- [SET PROBLEM]:
Print out every record exactly as it appears.

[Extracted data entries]

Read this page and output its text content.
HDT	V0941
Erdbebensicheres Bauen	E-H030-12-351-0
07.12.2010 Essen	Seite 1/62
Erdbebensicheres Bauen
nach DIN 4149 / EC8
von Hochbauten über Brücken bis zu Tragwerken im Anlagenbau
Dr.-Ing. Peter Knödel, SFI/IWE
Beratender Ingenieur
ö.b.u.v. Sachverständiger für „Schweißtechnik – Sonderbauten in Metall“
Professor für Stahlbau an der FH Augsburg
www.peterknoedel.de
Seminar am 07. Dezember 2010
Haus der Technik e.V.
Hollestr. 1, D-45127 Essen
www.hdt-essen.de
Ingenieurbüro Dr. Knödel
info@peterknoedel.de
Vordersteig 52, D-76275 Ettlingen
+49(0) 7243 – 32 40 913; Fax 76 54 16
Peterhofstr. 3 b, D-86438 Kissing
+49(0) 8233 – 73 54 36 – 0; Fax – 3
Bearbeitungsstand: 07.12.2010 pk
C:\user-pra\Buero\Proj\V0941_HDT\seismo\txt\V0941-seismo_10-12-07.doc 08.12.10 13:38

- [OUTPUT OF THE TASK]:
Read this page and output its text content.
HDT	V0941
Erdbebensicheres Bauen	E-H030-12-351-0
07.12.2010 Essen	Seite 1/62
Erdbebensicheres Bauen
nach DIN 4149 / EC8
von Hochbauten über Brücken bis zu Tragwerken im Anlagenbau
Dr.-Ing. Peter Knödel, SFI/IWE
Beratender Ingenieur
ö.b.u.v. Sachverständiger für „Schweißtechnik – Sonderbauten in Metall“
Professor für Stahlbau an der FH Augsburg
www.peterknoedel.de
Seminar am 07. Dezember 2010
Haus der Technik e.V.
Hollestr. 1, D-45127 Essen
www.hdt-essen.de
Ingenieurbüro Dr. Knödel
info@peterknoedel.de
Vordersteig 52, D-76275 Ettlingen
+49(0) 7243 – 32 40 913; Fax 76 54 16
Peterhofstr. 3 b, D-86438 Kissing
+49(0) 8233 – 73 54 36 – 0; Fax – 3
Bearbeitungsstand: 07.12.2010 pk
C:\user-pra\Buero\Proj\V0941_HDT\seismo\txt\V0941-seismo_10-12-07.doc 08.12.10 13:38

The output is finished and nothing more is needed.